__What is required__
Each record is to be printed again precisely as it reads.

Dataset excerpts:
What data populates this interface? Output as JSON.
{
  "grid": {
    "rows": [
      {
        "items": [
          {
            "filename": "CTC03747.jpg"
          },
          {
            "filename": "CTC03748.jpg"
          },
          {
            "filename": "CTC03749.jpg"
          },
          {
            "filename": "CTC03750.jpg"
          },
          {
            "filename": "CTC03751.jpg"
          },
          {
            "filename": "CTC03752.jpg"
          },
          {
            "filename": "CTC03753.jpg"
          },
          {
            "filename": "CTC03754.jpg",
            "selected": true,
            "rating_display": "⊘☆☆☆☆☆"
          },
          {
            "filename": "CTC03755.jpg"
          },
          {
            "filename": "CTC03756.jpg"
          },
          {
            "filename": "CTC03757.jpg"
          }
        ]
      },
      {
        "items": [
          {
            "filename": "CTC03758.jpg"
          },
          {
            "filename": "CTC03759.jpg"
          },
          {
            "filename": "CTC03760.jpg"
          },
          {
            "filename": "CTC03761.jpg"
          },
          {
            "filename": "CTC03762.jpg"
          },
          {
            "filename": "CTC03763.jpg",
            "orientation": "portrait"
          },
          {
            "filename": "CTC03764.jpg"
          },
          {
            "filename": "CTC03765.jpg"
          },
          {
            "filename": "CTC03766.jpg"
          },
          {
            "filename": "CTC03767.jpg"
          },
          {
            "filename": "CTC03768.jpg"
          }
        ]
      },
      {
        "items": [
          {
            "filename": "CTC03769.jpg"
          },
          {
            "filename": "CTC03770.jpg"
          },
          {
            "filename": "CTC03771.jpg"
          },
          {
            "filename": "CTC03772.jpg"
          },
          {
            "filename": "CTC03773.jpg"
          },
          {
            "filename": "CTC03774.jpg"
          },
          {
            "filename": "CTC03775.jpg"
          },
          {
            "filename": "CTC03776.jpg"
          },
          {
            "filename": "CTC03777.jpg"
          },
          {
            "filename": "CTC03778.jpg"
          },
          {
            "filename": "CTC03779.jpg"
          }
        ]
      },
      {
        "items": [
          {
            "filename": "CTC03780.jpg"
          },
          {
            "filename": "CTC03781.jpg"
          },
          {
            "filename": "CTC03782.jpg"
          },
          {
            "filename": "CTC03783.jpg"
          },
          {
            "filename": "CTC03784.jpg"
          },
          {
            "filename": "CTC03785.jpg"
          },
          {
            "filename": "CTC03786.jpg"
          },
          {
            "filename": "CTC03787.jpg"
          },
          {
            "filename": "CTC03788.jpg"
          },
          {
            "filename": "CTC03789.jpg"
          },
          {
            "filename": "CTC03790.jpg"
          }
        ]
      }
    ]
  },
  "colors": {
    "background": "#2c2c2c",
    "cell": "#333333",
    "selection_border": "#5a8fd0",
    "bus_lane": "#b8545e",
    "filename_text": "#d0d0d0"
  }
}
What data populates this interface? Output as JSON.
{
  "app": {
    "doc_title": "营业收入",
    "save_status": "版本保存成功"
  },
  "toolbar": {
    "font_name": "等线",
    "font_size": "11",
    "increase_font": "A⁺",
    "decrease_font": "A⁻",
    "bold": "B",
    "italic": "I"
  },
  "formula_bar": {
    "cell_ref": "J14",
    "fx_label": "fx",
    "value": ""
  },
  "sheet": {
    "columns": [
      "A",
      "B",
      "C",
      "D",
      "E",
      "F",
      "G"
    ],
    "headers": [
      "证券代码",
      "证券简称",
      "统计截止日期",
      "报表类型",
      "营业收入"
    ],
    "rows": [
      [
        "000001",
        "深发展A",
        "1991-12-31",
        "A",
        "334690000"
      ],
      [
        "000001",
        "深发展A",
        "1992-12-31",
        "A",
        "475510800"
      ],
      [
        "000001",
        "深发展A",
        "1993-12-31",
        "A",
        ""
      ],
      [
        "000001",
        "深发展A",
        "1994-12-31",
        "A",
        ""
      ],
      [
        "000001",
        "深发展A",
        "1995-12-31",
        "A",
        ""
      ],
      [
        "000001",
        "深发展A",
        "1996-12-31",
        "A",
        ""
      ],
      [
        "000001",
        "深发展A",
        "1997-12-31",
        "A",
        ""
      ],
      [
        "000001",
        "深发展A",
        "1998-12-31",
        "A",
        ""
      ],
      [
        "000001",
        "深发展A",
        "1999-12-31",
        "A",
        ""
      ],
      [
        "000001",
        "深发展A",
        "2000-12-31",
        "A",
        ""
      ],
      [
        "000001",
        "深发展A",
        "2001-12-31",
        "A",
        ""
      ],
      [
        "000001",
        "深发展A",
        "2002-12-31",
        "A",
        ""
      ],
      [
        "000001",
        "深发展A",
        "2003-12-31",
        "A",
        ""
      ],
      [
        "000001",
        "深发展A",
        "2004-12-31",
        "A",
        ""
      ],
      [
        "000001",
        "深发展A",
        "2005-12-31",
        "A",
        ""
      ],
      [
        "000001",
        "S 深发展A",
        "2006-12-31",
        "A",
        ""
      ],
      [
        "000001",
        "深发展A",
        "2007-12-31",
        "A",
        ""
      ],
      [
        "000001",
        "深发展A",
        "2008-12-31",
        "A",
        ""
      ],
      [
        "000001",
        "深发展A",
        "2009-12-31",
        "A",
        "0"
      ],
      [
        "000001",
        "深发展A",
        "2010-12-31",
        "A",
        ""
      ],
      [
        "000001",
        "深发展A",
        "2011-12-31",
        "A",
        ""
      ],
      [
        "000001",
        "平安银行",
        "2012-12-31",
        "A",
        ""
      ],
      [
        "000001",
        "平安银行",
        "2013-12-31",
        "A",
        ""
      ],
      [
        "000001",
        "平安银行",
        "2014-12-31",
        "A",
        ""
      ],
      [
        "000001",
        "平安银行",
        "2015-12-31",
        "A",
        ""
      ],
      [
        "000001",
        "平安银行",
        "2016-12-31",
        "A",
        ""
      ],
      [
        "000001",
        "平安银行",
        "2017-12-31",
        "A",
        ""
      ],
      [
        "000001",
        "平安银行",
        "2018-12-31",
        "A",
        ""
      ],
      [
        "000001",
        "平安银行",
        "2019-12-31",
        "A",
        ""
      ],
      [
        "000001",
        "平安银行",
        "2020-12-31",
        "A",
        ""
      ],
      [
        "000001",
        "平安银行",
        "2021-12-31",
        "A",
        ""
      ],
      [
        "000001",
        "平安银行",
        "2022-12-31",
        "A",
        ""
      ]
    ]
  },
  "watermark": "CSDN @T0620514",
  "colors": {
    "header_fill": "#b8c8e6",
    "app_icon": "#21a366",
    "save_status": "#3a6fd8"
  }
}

__Problem solution__
What data populates this interface? Output as JSON.
{
  "grid": {
    "rows": [
      {
        "items": [
          {
            "filename": "CTC03747.jpg"
          },
          {
            "filename": "CTC03748.jpg"
          },
          {
            "filename": "CTC03749.jpg"
          },
          {
            "filename": "CTC03750.jpg"
          },
          {
            "filename": "CTC03751.jpg"
          },
          {
            "filename": "CTC03752.jpg"
          },
          {
            "filename": "CTC03753.jpg"
          },
          {
            "filename": "CTC03754.jpg",
            "selected": true,
            "rating_display": "⊘☆☆☆☆☆"
          },
          {
            "filename": "CTC03755.jpg"
          },
          {
            "filename": "CTC03756.jpg"
          },
          {
            "filename": "CTC03757.jpg"
          }
        ]
      },
      {
        "items": [
          {
            "filename": "CTC03758.jpg"
          },
          {
            "filename": "CTC03759.jpg"
          },
          {
            "filename": "CTC03760.jpg"
          },
          {
            "filename": "CTC03761.jpg"
          },
          {
            "filename": "CTC03762.jpg"
          },
          {
            "filename": "CTC03763.jpg",
            "orientation": "portrait"
          },
          {
            "filename": "CTC03764.jpg"
          },
          {
            "filename": "CTC03765.jpg"
          },
          {
            "filename": "CTC03766.jpg"
          },
          {
            "filename": "CTC03767.jpg"
          },
          {
            "filename": "CTC03768.jpg"
          }
        ]
      },
      {
        "items": [
          {
            "filename": "CTC03769.jpg"
          },
          {
            "filename": "CTC03770.jpg"
          },
          {
            "filename": "CTC03771.jpg"
          },
          {
            "filename": "CTC03772.jpg"
          },
          {
            "filename": "CTC03773.jpg"
          },
          {
            "filename": "CTC03774.jpg"
          },
          {
            "filename": "CTC03775.jpg"
          },
          {
            "filename": "CTC03776.jpg"
          },
          {
            "filename": "CTC03777.jpg"
          },
          {
            "filename": "CTC03778.jpg"
          },
          {
            "filename": "CTC03779.jpg"
          }
        ]
      },
      {
        "items": [
          {
            "filename": "CTC03780.jpg"
          },
          {
            "filename": "CTC03781.jpg"
          },
          {
            "filename": "CTC03782.jpg"
          },
          {
            "filename": "CTC03783.jpg"
          },
          {
            "filename": "CTC03784.jpg"
          },
          {
            "filename": "CTC03785.jpg"
          },
          {
            "filename": "CTC03786.jpg"
          },
          {
            "filename": "CTC03787.jpg"
          },
          {
            "filename": "CTC03788.jpg"
          },
          {
            "filename": "CTC03789.jpg"
          },
          {
            "filename": "CTC03790.jpg"
          }
        ]
      }
    ]
  },
  "colors": {
    "background": "#2c2c2c",
    "cell": "#333333",
    "selection_border": "#5a8fd0",
    "bus_lane": "#b8545e",
    "filename_text": "#d0d0d0"
  }
}
What data populates this interface? Output as JSON.
{
  "app": {
    "doc_title": "营业收入",
    "save_status": "版本保存成功"
  },
  "toolbar": {
    "font_name": "等线",
    "font_size": "11",
    "increase_font": "A⁺",
    "decrease_font": "A⁻",
    "bold": "B",
    "italic": "I"
  },
  "formula_bar": {
    "cell_ref": "J14",
    "fx_label": "fx",
    "value": ""
  },
  "sheet": {
    "columns": [
      "A",
      "B",
      "C",
      "D",
      "E",
      "F",
      "G"
    ],
    "headers": [
      "证券代码",
      "证券简称",
      "统计截止日期",
      "报表类型",
      "营业收入"
    ],
    "rows": [
      [
        "000001",
        "深发展A",
        "1991-12-31",
        "A",
        "334690000"
      ],
      [
        "000001",
        "深发展A",
        "1992-12-31",
        "A",
        "475510800"
      ],
      [
        "000001",
        "深发展A",
        "1993-12-31",
        "A",
        ""
      ],
      [
        "000001",
        "深发展A",
        "1994-12-31",
        "A",
        ""
      ],
      [
        "000001",
        "深发展A",
        "1995-12-31",
        "A",
        ""
      ],
      [
        "000001",
        "深发展A",
        "1996-12-31",
        "A",
        ""
      ],
      [
        "000001",
        "深发展A",
        "1997-12-31",
        "A",
        ""
      ],
      [
        "000001",
        "深发展A",
        "1998-12-31",
        "A",
        ""
      ],
      [
        "000001",
        "深发展A",
        "1999-12-31",
        "A",
        ""
      ],
      [
        "000001",
        "深发展A",
        "2000-12-31",
        "A",
        ""
      ],
      [
        "000001",
        "深发展A",
        "2001-12-31",
        "A",
        ""
      ],
      [
        "000001",
        "深发展A",
        "2002-12-31",
        "A",
        ""
      ],
      [
        "000001",
        "深发展A",
        "2003-12-31",
        "A",
        ""
      ],
      [
        "000001",
        "深发展A",
        "2004-12-31",
        "A",
        ""
      ],
      [
        "000001",
        "深发展A",
        "2005-12-31",
        "A",
        ""
      ],
      [
        "000001",
        "S 深发展A",
        "2006-12-31",
        "A",
        ""
      ],
      [
        "000001",
        "深发展A",
        "2007-12-31",
        "A",
        ""
      ],
      [
        "000001",
        "深发展A",
        "2008-12-31",
        "A",
        ""
      ],
      [
        "000001",
        "深发展A",
        "2009-12-31",
        "A",
        "0"
      ],
      [
        "000001",
        "深发展A",
        "2010-12-31",
        "A",
        ""
      ],
      [
        "000001",
        "深发展A",
        "2011-12-31",
        "A",
        ""
      ],
      [
        "000001",
        "平安银行",
        "2012-12-31",
        "A",
        ""
      ],
      [
        "000001",
        "平安银行",
        "2013-12-31",
        "A",
        ""
      ],
      [
        "000001",
        "平安银行",
        "2014-12-31",
        "A",
        ""
      ],
      [
        "000001",
        "平安银行",
        "2015-12-31",
        "A",
        ""
      ],
      [
        "000001",
        "平安银行",
        "2016-12-31",
        "A",
        ""
      ],
      [
        "000001",
        "平安银行",
        "2017-12-31",
        "A",
        ""
      ],
      [
        "000001",
        "平安银行",
        "2018-12-31",
        "A",
        ""
      ],
      [
        "000001",
        "平安银行",
        "2019-12-31",
        "A",
        ""
      ],
      [
        "000001",
        "平安银行",
        "2020-12-31",
        "A",
        ""
      ],
      [
        "000001",
        "平安银行",
        "2021-12-31",
        "A",
        ""
      ],
      [
        "000001",
        "平安银行",
        "2022-12-31",
        "A",
        ""
      ]
    ]
  },
  "watermark": "CSDN @T0620514",
  "colors": {
    "header_fill": "#b8c8e6",
    "app_icon": "#21a366",
    "save_status": "#3a6fd8"
  }
}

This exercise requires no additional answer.